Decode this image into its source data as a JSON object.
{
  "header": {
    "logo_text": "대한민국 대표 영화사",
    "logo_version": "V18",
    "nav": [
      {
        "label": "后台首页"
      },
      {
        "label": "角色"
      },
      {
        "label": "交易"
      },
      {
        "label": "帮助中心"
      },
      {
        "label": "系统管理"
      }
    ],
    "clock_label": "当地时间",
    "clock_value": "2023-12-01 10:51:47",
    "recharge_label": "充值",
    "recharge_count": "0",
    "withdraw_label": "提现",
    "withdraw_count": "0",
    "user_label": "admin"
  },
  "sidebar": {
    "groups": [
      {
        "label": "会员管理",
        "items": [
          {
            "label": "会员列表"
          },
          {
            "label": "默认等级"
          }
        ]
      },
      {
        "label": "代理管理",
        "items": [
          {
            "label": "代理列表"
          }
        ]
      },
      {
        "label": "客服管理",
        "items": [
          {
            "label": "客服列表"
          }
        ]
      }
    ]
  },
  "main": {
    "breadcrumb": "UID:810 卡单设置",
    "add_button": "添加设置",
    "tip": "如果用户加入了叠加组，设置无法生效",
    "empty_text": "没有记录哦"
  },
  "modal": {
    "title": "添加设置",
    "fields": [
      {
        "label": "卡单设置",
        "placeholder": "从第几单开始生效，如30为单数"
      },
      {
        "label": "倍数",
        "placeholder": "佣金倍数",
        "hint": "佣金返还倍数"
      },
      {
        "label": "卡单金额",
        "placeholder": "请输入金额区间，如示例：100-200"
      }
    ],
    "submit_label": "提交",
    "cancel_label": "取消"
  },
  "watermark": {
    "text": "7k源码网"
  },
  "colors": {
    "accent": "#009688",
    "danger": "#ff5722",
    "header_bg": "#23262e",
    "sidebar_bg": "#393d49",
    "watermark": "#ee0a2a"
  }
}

* _WRITTEN REQUEST_: Your task is to repeat each line of the material exactly.

* _SOLVED EXERCISE_:
Decode this image into its source data as a JSON object.
{
  "header": {
    "logo_text": "대한민국 대표 영화사",
    "logo_version": "V18",
    "nav": [
      {
        "label": "后台首页"
      },
      {
        "label": "角色"
      },
      {
        "label": "交易"
      },
      {
        "label": "帮助中心"
      },
      {
        "label": "系统管理"
      }
    ],
    "clock_label": "当地时间",
    "clock_value": "2023-12-01 10:51:47",
    "recharge_label": "充值",
    "recharge_count": "0",
    "withdraw_label": "提现",
    "withdraw_count": "0",
    "user_label": "admin"
  },
  "sidebar": {
    "groups": [
      {
        "label": "会员管理",
        "items": [
          {
            "label": "会员列表"
          },
          {
            "label": "默认等级"
          }
        ]
      },
      {
        "label": "代理管理",
        "items": [
          {
            "label": "代理列表"
          }
        ]
      },
      {
        "label": "客服管理",
        "items": [
          {
            "label": "客服列表"
          }
        ]
      }
    ]
  },
  "main": {
    "breadcrumb": "UID:810 卡单设置",
    "add_button": "添加设置",
    "tip": "如果用户加入了叠加组，设置无法生效",
    "empty_text": "没有记录哦"
  },
  "modal": {
    "title": "添加设置",
    "fields": [
      {
        "label": "卡单设置",
        "placeholder": "从第几单开始生效，如30为单数"
      },
      {
        "label": "倍数",
        "placeholder": "佣金倍数",
        "hint": "佣金返还倍数"
      },
      {
        "label": "卡单金额",
        "placeholder": "请输入金额区间，如示例：100-200"
      }
    ],
    "submit_label": "提交",
    "cancel_label": "取消"
  },
  "watermark": {
    "text": "7k源码网"
  },
  "colors": {
    "accent": "#009688",
    "danger": "#ff5722",
    "header_bg": "#23262e",
    "sidebar_bg": "#393d49",
    "watermark": "#ee0a2a"
  }
}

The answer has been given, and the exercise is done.